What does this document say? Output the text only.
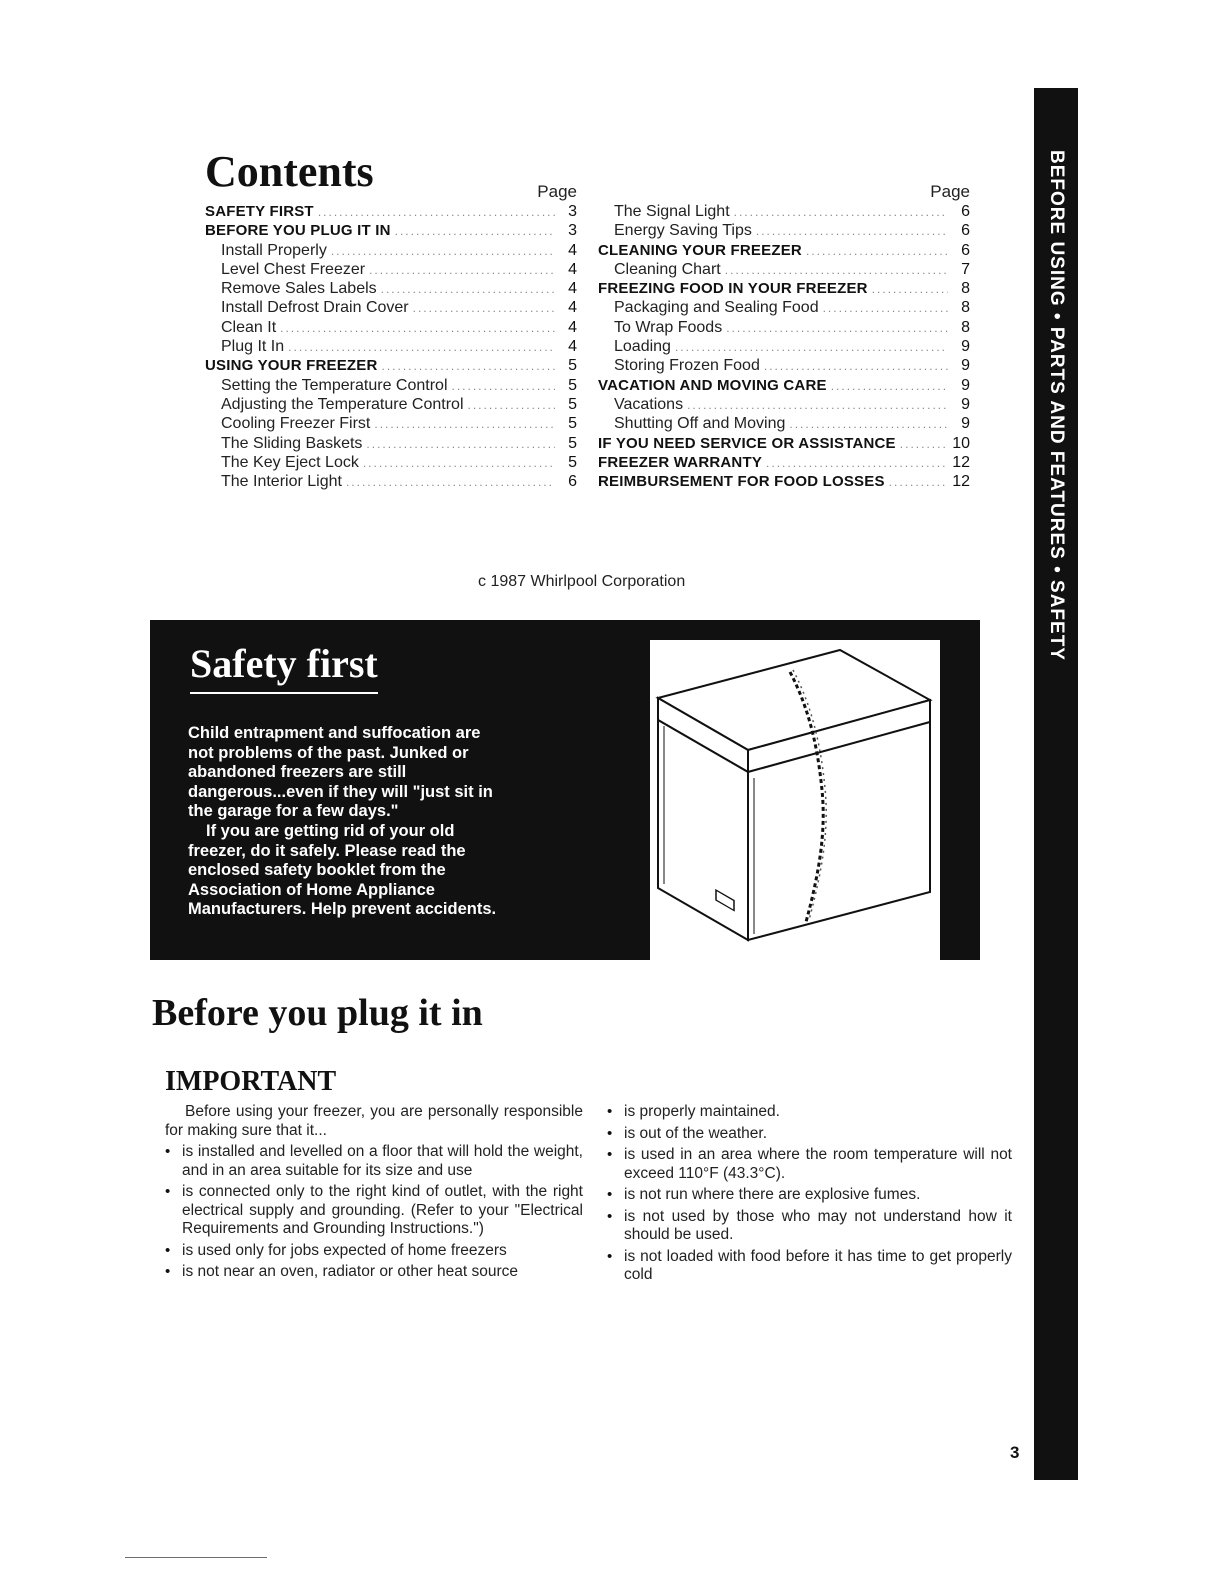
BEFORE USING • PARTS AND FEATURES • SAFETY
Contents	Page
SAFETY FIRST .....	3
BEFORE YOU PLUG IT IN .....	3
Install Properly .....	4
Level Chest Freezer .....	4
Remove Sales Labels .....	4
Install Defrost Drain Cover .....	4
Clean It .....	4
Plug It In .....	4
USING YOUR FREEZER .....	5
Setting the Temperature Control .....	5
Adjusting the Temperature Control .....	5
Cooling Freezer First .....	5
The Sliding Baskets .....	5
The Key Eject Lock .....	5
The Interior Light .....	6
Page
The Signal Light .....	6
Energy Saving Tips .....	6
CLEANING YOUR FREEZER .....	6
Cleaning Chart .....	7
FREEZING FOOD IN YOUR FREEZER .....	8
Packaging and Sealing Food .....	8
To Wrap Foods .....	8
Loading .....	9
Storing Frozen Food .....	9
VACATION AND MOVING CARE .....	9
Vacations .....	9
Shutting Off and Moving .....	9
IF YOU NEED SERVICE OR ASSISTANCE .....	10
FREEZER WARRANTY .....	12
REIMBURSEMENT FOR FOOD LOSSES .....	12
c 1987 Whirlpool Corporation
Safety first

Child entrapment and suffocation are not problems of the past. Junked or abandoned freezers are still dangerous...even if they will "just sit in the garage for a few days."

If you are getting rid of your old freezer, do it safely. Please read the enclosed safety booklet from the Association of Home Appliance Manufacturers. Help prevent accidents.

Before you plug it in
IMPORTANT

Before using your freezer, you are personally responsible for making sure that it...

• is installed and levelled on a floor that will hold the weight, and in an area suitable for its size and use

• is connected only to the right kind of outlet, with the right electrical supply and grounding. (Refer to your "Electrical Requirements and Grounding Instructions.")

• is used only for jobs expected of home freezers

• is not near an oven, radiator or other heat source

• is properly maintained.

• is out of the weather.

• is used in an area where the room temperature will not exceed 110°F (43.3°C).

• is not run where there are explosive fumes.

• is not used by those who may not understand how it should be used.

• is not loaded with food before it has time to get properly cold

3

Your instructions: Using the listing, collect all lines in which the string "Control" is found.

Result of this exercise:
Setting the Temperature Control .....	5
Adjusting the Temperature Control .....	5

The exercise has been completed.